To be done: In your copy, leave out the pictures and repeat the entries below exactly.

(Dataset entries)
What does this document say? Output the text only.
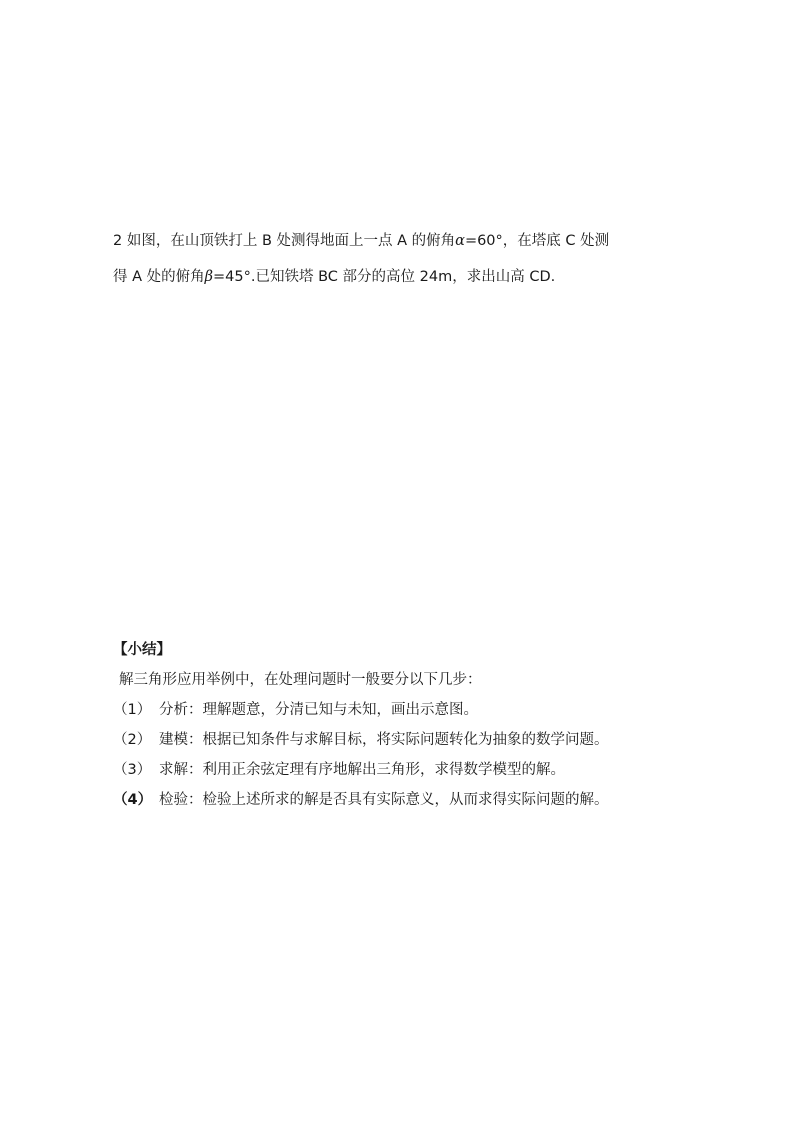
2 如图，在山顶铁打上 B 处测得地面上一点 A 的俯角α=60°，在塔底 C 处测

得 A 处的俯角β=45°.已知铁塔 BC 部分的高位 24m，求出山高 CD.

【小结】

解三角形应用举例中，在处理问题时一般要分以下几步：

（1） 分析：理解题意，分清已知与未知，画出示意图。
（2） 建模：根据已知条件与求解目标，将实际问题转化为抽象的数学问题。
（3） 求解：利用正余弦定理有序地解出三角形，求得数学模型的解。
（4） 检验：检验上述所求的解是否具有实际意义，从而求得实际问题的解。
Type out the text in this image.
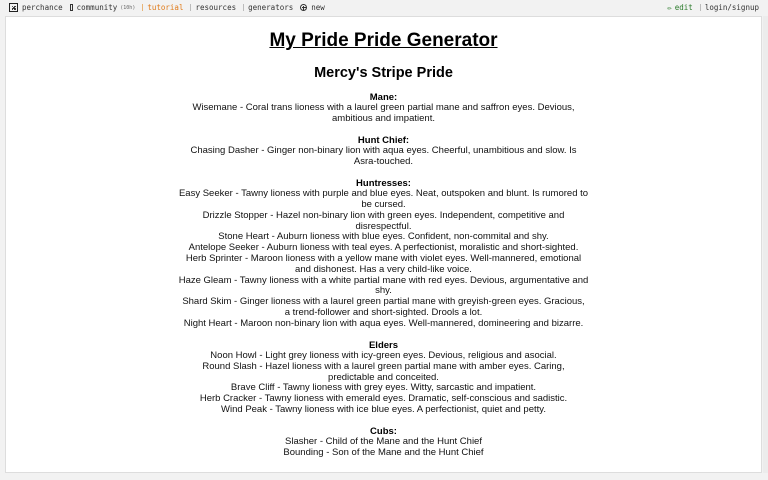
perchance community (10h) tutorial resources generators new	✏ edit login/signup
My Pride Pride Generator
Mercy's Stripe Pride
Mane:
Wisemane - Coral trans lioness with a laurel green partial mane and saffron eyes. Devious, ambitious and impatient.
Hunt Chief:
Chasing Dasher - Ginger non-binary lion with aqua eyes. Cheerful, unambitious and slow. Is Asra-touched.
Huntresses:
Easy Seeker - Tawny lioness with purple and blue eyes. Neat, outspoken and blunt. Is rumored to be cursed.
Drizzle Stopper - Hazel non-binary lion with green eyes. Independent, competitive and disrespectful.
Stone Heart - Auburn lioness with blue eyes. Confident, non-commital and shy.
Antelope Seeker - Auburn lioness with teal eyes. A perfectionist, moralistic and short-sighted.
Herb Sprinter - Maroon lioness with a yellow mane with violet eyes. Well-mannered, emotional and dishonest. Has a very child-like voice.
Haze Gleam - Tawny lioness with a white partial mane with red eyes. Devious, argumentative and shy.
Shard Skim - Ginger lioness with a laurel green partial mane with greyish-green eyes. Gracious, a trend-follower and short-sighted. Drools a lot.
Night Heart - Maroon non-binary lion with aqua eyes. Well-mannered, domineering and bizarre.
Elders
Noon Howl - Light grey lioness with icy-green eyes. Devious, religious and asocial.
Round Slash - Hazel lioness with a laurel green partial mane with amber eyes. Caring, predictable and conceited.
Brave Cliff - Tawny lioness with grey eyes. Witty, sarcastic and impatient.
Herb Cracker - Tawny lioness with emerald eyes. Dramatic, self-conscious and sadistic.
Wind Peak - Tawny lioness with ice blue eyes. A perfectionist, quiet and petty.
Cubs:
Slasher - Child of the Mane and the Hunt Chief
Bounding - Son of the Mane and the Hunt Chief
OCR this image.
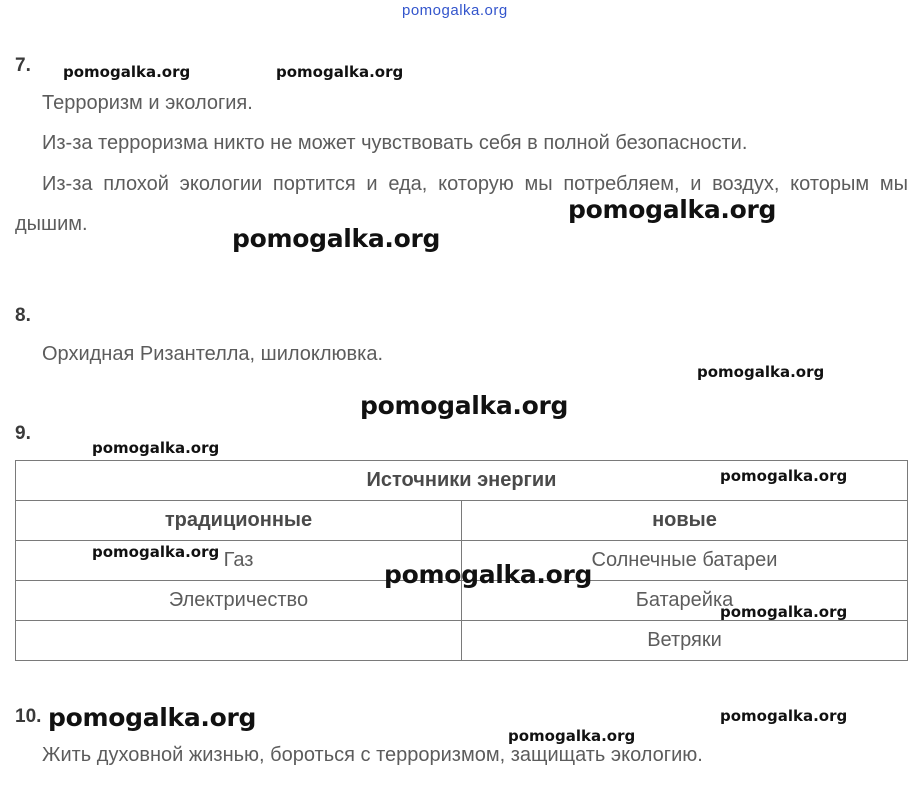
pomogalka.org
7.
Терроризм и экология.
Из-за терроризма никто не может чувствовать себя в полной безопасности.
Из-за плохой экологии портится и еда, которую мы потребляем, и воздух, которым мы дышим.
8.
Орхидная Ризантелла, шилоклювка.
9.
Источники энергии	
традиционные	новые
Газ	Солнечные батареи
Электричество	Батарейка
	Ветряки
10.
Жить духовной жизнью, бороться с терроризмом, защищать экологию.
pomogalka.org	pomogalka.org
pomogalka.org
pomogalka.org
pomogalka.org
pomogalka.org
pomogalka.org
pomogalka.org
pomogalka.org
pomogalka.org
pomogalka.org
pomogalka.org	pomogalka.org
pomogalka.org
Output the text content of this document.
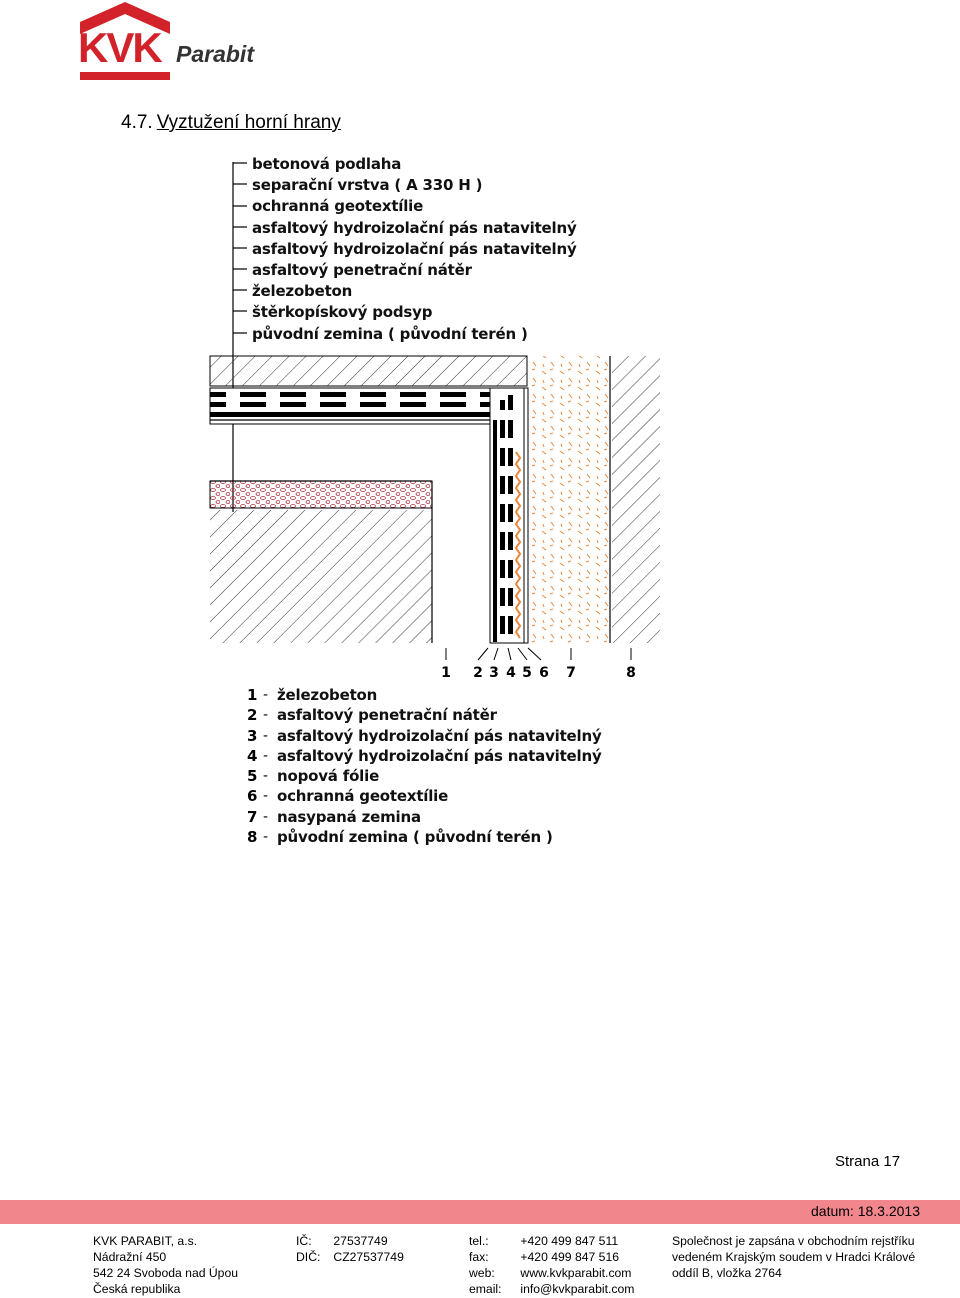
KVK Parabit
4.7. Vyztužení horní hrany
betonová podlaha
separační vrstva ( A 330 H )
ochranná geotextílie
asfaltový hydroizolační pás natavitelný
asfaltový hydroizolační pás natavitelný
asfaltový penetrační nátěr
železobeton
štěrkopískový podsyp
původní zemina ( původní terén )
1 2 3 4 5 6 7	8
1 - železobeton
2 - asfaltový penetrační nátěr
3 - asfaltový hydroizolační pás natavitelný
4 - asfaltový hydroizolační pás natavitelný
5 - nopová fólie
6 - ochranná geotextílie
7 - nasypaná zemina
8 - původní zemina ( původní terén )
Strana 17
datum: 18.3.2013
KVK PARABIT, a.s.
Nádražní 450
542 24 Svoboda nad Úpou
Česká republika
IČ: 27537749
DIČ: CZ27537749
tel.:	+420 499 847 511
fax:	+420 499 847 516
web: www.kvkparabit.com
email: info@kvkparabit.com
Společnost je zapsána v obchodním rejstříku
vedeném Krajským soudem v Hradci Králové
oddíl B, vložka 2764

Solution to this task:
What does this document say? Output the text only.
2 如图，在山顶铁打上 B 处测得地面上一点 A 的俯角α=60°，在塔底 C 处测

得 A 处的俯角β=45°.已知铁塔 BC 部分的高位 24m，求出山高 CD.

【小结】

解三角形应用举例中，在处理问题时一般要分以下几步：

（1） 分析：理解题意，分清已知与未知，画出示意图。
（2） 建模：根据已知条件与求解目标，将实际问题转化为抽象的数学问题。
（3） 求解：利用正余弦定理有序地解出三角形，求得数学模型的解。
（4） 检验：检验上述所求的解是否具有实际意义，从而求得实际问题的解。
Type out the text in this image.
perchance community (10h) tutorial resources generators new	✏ edit login/signup
My Pride Pride Generator
Mercy's Stripe Pride
Mane:
Wisemane - Coral trans lioness with a laurel green partial mane and saffron eyes. Devious, ambitious and impatient.
Hunt Chief:
Chasing Dasher - Ginger non-binary lion with aqua eyes. Cheerful, unambitious and slow. Is Asra-touched.
Huntresses:
Easy Seeker - Tawny lioness with purple and blue eyes. Neat, outspoken and blunt. Is rumored to be cursed.
Drizzle Stopper - Hazel non-binary lion with green eyes. Independent, competitive and disrespectful.
Stone Heart - Auburn lioness with blue eyes. Confident, non-commital and shy.
Antelope Seeker - Auburn lioness with teal eyes. A perfectionist, moralistic and short-sighted.
Herb Sprinter - Maroon lioness with a yellow mane with violet eyes. Well-mannered, emotional and dishonest. Has a very child-like voice.
Haze Gleam - Tawny lioness with a white partial mane with red eyes. Devious, argumentative and shy.
Shard Skim - Ginger lioness with a laurel green partial mane with greyish-green eyes. Gracious, a trend-follower and short-sighted. Drools a lot.
Night Heart - Maroon non-binary lion with aqua eyes. Well-mannered, domineering and bizarre.
Elders
Noon Howl - Light grey lioness with icy-green eyes. Devious, religious and asocial.
Round Slash - Hazel lioness with a laurel green partial mane with amber eyes. Caring, predictable and conceited.
Brave Cliff - Tawny lioness with grey eyes. Witty, sarcastic and impatient.
Herb Cracker - Tawny lioness with emerald eyes. Dramatic, self-conscious and sadistic.
Wind Peak - Tawny lioness with ice blue eyes. A perfectionist, quiet and petty.
Cubs:
Slasher - Child of the Mane and the Hunt Chief
Bounding - Son of the Mane and the Hunt Chief
OCR this image.
pomogalka.org
7.
Терроризм и экология.
Из-за терроризма никто не может чувствовать себя в полной безопасности.
Из-за плохой экологии портится и еда, которую мы потребляем, и воздух, которым мы дышим.
8.
Орхидная Ризантелла, шилоклювка.
9.
Источники энергии	
традиционные	новые
Газ	Солнечные батареи
Электричество	Батарейка
	Ветряки
10.
Жить духовной жизнью, бороться с терроризмом, защищать экологию.
pomogalka.org	pomogalka.org
pomogalka.org
pomogalka.org
pomogalka.org
pomogalka.org
pomogalka.org
pomogalka.org
pomogalka.org
pomogalka.org
pomogalka.org
pomogalka.org	pomogalka.org
pomogalka.org
Output the text content of this document.
KVK Parabit
4.7. Vyztužení horní hrany
betonová podlaha
separační vrstva ( A 330 H )
ochranná geotextílie
asfaltový hydroizolační pás natavitelný
asfaltový hydroizolační pás natavitelný
asfaltový penetrační nátěr
železobeton
štěrkopískový podsyp
původní zemina ( původní terén )
1 2 3 4 5 6 7	8
1 - železobeton
2 - asfaltový penetrační nátěr
3 - asfaltový hydroizolační pás natavitelný
4 - asfaltový hydroizolační pás natavitelný
5 - nopová fólie
6 - ochranná geotextílie
7 - nasypaná zemina
8 - původní zemina ( původní terén )
Strana 17
datum: 18.3.2013
KVK PARABIT, a.s.
Nádražní 450
542 24 Svoboda nad Úpou
Česká republika
IČ: 27537749
DIČ: CZ27537749
tel.:	+420 499 847 511
fax:	+420 499 847 516
web: www.kvkparabit.com
email: info@kvkparabit.com
Společnost je zapsána v obchodním rejstříku
vedeném Krajským soudem v Hradci Králové
oddíl B, vložka 2764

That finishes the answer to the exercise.